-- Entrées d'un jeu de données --
========

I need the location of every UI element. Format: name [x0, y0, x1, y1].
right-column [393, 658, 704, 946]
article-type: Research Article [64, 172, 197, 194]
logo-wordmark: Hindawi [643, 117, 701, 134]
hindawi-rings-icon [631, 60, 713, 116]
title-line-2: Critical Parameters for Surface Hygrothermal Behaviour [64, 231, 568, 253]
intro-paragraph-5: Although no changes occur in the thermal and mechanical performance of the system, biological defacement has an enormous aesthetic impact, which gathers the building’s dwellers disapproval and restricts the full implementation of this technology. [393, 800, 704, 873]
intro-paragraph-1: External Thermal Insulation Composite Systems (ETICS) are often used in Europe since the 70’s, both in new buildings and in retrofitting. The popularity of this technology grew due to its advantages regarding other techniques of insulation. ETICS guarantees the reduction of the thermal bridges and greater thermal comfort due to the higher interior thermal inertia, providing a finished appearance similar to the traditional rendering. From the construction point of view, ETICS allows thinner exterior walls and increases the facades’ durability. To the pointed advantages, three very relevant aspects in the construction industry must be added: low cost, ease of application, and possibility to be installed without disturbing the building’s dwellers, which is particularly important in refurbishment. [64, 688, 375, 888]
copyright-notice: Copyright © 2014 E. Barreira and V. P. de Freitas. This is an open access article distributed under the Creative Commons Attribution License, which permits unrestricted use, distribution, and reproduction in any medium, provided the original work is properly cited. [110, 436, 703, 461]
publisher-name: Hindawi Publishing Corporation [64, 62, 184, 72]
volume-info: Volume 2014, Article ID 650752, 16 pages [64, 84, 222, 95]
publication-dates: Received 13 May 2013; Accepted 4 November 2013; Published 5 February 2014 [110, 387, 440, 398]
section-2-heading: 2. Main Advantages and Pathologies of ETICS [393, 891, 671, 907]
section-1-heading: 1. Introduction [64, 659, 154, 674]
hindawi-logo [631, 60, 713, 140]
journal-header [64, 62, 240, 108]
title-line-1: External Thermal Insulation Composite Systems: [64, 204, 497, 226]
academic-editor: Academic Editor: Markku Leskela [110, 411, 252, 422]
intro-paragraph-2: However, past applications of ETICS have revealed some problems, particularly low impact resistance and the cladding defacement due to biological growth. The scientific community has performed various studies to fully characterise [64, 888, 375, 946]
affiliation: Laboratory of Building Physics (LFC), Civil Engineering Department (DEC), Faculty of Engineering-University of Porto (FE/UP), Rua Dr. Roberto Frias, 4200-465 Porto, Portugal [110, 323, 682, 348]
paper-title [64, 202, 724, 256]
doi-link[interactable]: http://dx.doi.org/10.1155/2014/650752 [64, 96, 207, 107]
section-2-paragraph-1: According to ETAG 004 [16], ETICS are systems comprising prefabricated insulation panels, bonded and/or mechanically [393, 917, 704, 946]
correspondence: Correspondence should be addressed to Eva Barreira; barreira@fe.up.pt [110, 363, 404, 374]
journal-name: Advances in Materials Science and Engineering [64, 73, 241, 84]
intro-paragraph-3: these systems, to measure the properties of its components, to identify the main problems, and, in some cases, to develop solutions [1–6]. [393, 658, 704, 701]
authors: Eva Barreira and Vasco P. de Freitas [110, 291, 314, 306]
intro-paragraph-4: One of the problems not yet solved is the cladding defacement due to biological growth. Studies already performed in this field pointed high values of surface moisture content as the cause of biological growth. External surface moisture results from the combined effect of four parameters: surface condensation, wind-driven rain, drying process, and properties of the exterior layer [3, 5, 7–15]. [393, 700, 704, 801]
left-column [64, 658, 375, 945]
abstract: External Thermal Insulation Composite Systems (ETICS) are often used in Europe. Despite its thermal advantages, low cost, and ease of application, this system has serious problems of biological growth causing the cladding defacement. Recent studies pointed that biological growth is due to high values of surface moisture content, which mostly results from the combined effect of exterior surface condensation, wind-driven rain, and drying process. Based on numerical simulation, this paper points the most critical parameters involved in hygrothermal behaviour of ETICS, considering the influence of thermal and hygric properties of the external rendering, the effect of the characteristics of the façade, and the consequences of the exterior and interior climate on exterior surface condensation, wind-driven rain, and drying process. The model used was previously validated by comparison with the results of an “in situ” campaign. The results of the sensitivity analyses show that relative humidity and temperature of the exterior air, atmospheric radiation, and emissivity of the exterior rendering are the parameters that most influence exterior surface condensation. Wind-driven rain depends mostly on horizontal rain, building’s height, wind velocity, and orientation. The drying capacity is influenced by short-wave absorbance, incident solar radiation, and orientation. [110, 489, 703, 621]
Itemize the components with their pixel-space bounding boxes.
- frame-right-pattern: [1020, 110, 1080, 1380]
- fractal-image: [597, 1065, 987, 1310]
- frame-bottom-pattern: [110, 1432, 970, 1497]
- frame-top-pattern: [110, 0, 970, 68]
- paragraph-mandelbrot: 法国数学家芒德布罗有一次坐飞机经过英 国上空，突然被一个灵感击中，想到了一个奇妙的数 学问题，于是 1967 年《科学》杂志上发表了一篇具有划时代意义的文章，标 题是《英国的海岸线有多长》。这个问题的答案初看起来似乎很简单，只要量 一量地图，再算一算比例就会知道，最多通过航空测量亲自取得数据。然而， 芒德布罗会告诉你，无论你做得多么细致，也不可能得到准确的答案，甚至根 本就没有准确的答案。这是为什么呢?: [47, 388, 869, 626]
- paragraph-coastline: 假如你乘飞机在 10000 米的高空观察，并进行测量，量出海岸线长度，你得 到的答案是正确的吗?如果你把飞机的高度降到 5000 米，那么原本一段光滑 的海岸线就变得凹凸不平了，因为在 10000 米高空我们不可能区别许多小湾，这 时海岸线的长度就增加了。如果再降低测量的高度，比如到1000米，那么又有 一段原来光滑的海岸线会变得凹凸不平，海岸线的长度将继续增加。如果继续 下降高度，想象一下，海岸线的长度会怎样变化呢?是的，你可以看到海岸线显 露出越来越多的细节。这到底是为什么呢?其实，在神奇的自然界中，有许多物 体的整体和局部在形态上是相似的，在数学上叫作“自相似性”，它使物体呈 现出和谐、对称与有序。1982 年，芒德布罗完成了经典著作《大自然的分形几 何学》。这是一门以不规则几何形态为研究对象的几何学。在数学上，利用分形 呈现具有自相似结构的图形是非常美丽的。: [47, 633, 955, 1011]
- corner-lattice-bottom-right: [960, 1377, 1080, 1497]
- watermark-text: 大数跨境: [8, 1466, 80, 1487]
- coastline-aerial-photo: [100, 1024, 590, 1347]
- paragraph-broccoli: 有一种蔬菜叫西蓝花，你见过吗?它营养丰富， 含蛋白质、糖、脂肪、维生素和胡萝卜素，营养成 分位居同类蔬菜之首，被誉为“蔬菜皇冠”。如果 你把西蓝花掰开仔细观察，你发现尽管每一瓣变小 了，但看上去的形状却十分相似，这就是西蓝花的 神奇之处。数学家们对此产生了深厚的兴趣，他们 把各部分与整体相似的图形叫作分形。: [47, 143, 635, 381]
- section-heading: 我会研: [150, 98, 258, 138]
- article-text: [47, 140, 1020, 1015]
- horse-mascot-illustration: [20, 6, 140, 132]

========

-- Consigne --
Recopiez, s'il vous plaît, toutes les lignes des données ci-dessus, sans rien y changer.

-- Réponse finale --
I need the location of every UI element. Format: name [x0, y0, x1, y1].
right-column [393, 658, 704, 946]
article-type: Research Article [64, 172, 197, 194]
logo-wordmark: Hindawi [643, 117, 701, 134]
hindawi-rings-icon [631, 60, 713, 116]
title-line-2: Critical Parameters for Surface Hygrothermal Behaviour [64, 231, 568, 253]
intro-paragraph-5: Although no changes occur in the thermal and mechanical performance of the system, biological defacement has an enormous aesthetic impact, which gathers the building’s dwellers disapproval and restricts the full implementation of this technology. [393, 800, 704, 873]
intro-paragraph-1: External Thermal Insulation Composite Systems (ETICS) are often used in Europe since the 70’s, both in new buildings and in retrofitting. The popularity of this technology grew due to its advantages regarding other techniques of insulation. ETICS guarantees the reduction of the thermal bridges and greater thermal comfort due to the higher interior thermal inertia, providing a finished appearance similar to the traditional rendering. From the construction point of view, ETICS allows thinner exterior walls and increases the facades’ durability. To the pointed advantages, three very relevant aspects in the construction industry must be added: low cost, ease of application, and possibility to be installed without disturbing the building’s dwellers, which is particularly important in refurbishment. [64, 688, 375, 888]
copyright-notice: Copyright © 2014 E. Barreira and V. P. de Freitas. This is an open access article distributed under the Creative Commons Attribution License, which permits unrestricted use, distribution, and reproduction in any medium, provided the original work is properly cited. [110, 436, 703, 461]
publisher-name: Hindawi Publishing Corporation [64, 62, 184, 72]
volume-info: Volume 2014, Article ID 650752, 16 pages [64, 84, 222, 95]
publication-dates: Received 13 May 2013; Accepted 4 November 2013; Published 5 February 2014 [110, 387, 440, 398]
section-2-heading: 2. Main Advantages and Pathologies of ETICS [393, 891, 671, 907]
section-1-heading: 1. Introduction [64, 659, 154, 674]
hindawi-logo [631, 60, 713, 140]
journal-header [64, 62, 240, 108]
title-line-1: External Thermal Insulation Composite Systems: [64, 204, 497, 226]
academic-editor: Academic Editor: Markku Leskela [110, 411, 252, 422]
intro-paragraph-2: However, past applications of ETICS have revealed some problems, particularly low impact resistance and the cladding defacement due to biological growth. The scientific community has performed various studies to fully characterise [64, 888, 375, 946]
affiliation: Laboratory of Building Physics (LFC), Civil Engineering Department (DEC), Faculty of Engineering-University of Porto (FE/UP), Rua Dr. Roberto Frias, 4200-465 Porto, Portugal [110, 323, 682, 348]
paper-title [64, 202, 724, 256]
doi-link[interactable]: http://dx.doi.org/10.1155/2014/650752 [64, 96, 207, 107]
section-2-paragraph-1: According to ETAG 004 [16], ETICS are systems comprising prefabricated insulation panels, bonded and/or mechanically [393, 917, 704, 946]
correspondence: Correspondence should be addressed to Eva Barreira; barreira@fe.up.pt [110, 363, 404, 374]
journal-name: Advances in Materials Science and Engineering [64, 73, 241, 84]
intro-paragraph-3: these systems, to measure the properties of its components, to identify the main problems, and, in some cases, to develop solutions [1–6]. [393, 658, 704, 701]
authors: Eva Barreira and Vasco P. de Freitas [110, 291, 314, 306]
intro-paragraph-4: One of the problems not yet solved is the cladding defacement due to biological growth. Studies already performed in this field pointed high values of surface moisture content as the cause of biological growth. External surface moisture results from the combined effect of four parameters: surface condensation, wind-driven rain, drying process, and properties of the exterior layer [3, 5, 7–15]. [393, 700, 704, 801]
left-column [64, 658, 375, 945]
abstract: External Thermal Insulation Composite Systems (ETICS) are often used in Europe. Despite its thermal advantages, low cost, and ease of application, this system has serious problems of biological growth causing the cladding defacement. Recent studies pointed that biological growth is due to high values of surface moisture content, which mostly results from the combined effect of exterior surface condensation, wind-driven rain, and drying process. Based on numerical simulation, this paper points the most critical parameters involved in hygrothermal behaviour of ETICS, considering the influence of thermal and hygric properties of the external rendering, the effect of the characteristics of the façade, and the consequences of the exterior and interior climate on exterior surface condensation, wind-driven rain, and drying process. The model used was previously validated by comparison with the results of an “in situ” campaign. The results of the sensitivity analyses show that relative humidity and temperature of the exterior air, atmospheric radiation, and emissivity of the exterior rendering are the parameters that most influence exterior surface condensation. Wind-driven rain depends mostly on horizontal rain, building’s height, wind velocity, and orientation. The drying capacity is influenced by short-wave absorbance, incident solar radiation, and orientation. [110, 489, 703, 621]
Itemize the components with their pixel-space bounding boxes.
- frame-right-pattern: [1020, 110, 1080, 1380]
- fractal-image: [597, 1065, 987, 1310]
- frame-bottom-pattern: [110, 1432, 970, 1497]
- frame-top-pattern: [110, 0, 970, 68]
- paragraph-mandelbrot: 法国数学家芒德布罗有一次坐飞机经过英 国上空，突然被一个灵感击中，想到了一个奇妙的数 学问题，于是 1967 年《科学》杂志上发表了一篇具有划时代意义的文章，标 题是《英国的海岸线有多长》。这个问题的答案初看起来似乎很简单，只要量 一量地图，再算一算比例就会知道，最多通过航空测量亲自取得数据。然而， 芒德布罗会告诉你，无论你做得多么细致，也不可能得到准确的答案，甚至根 本就没有准确的答案。这是为什么呢?: [47, 388, 869, 626]
- paragraph-coastline: 假如你乘飞机在 10000 米的高空观察，并进行测量，量出海岸线长度，你得 到的答案是正确的吗?如果你把飞机的高度降到 5000 米，那么原本一段光滑 的海岸线就变得凹凸不平了，因为在 10000 米高空我们不可能区别许多小湾，这 时海岸线的长度就增加了。如果再降低测量的高度，比如到1000米，那么又有 一段原来光滑的海岸线会变得凹凸不平，海岸线的长度将继续增加。如果继续 下降高度，想象一下，海岸线的长度会怎样变化呢?是的，你可以看到海岸线显 露出越来越多的细节。这到底是为什么呢?其实，在神奇的自然界中，有许多物 体的整体和局部在形态上是相似的，在数学上叫作“自相似性”，它使物体呈 现出和谐、对称与有序。1982 年，芒德布罗完成了经典著作《大自然的分形几 何学》。这是一门以不规则几何形态为研究对象的几何学。在数学上，利用分形 呈现具有自相似结构的图形是非常美丽的。: [47, 633, 955, 1011]
- corner-lattice-bottom-right: [960, 1377, 1080, 1497]
- watermark-text: 大数跨境: [8, 1466, 80, 1487]
- coastline-aerial-photo: [100, 1024, 590, 1347]
- paragraph-broccoli: 有一种蔬菜叫西蓝花，你见过吗?它营养丰富， 含蛋白质、糖、脂肪、维生素和胡萝卜素，营养成 分位居同类蔬菜之首，被誉为“蔬菜皇冠”。如果 你把西蓝花掰开仔细观察，你发现尽管每一瓣变小 了，但看上去的形状却十分相似，这就是西蓝花的 神奇之处。数学家们对此产生了深厚的兴趣，他们 把各部分与整体相似的图形叫作分形。: [47, 143, 635, 381]
- section-heading: 我会研: [150, 98, 258, 138]
- article-text: [47, 140, 1020, 1015]
- horse-mascot-illustration: [20, 6, 140, 132]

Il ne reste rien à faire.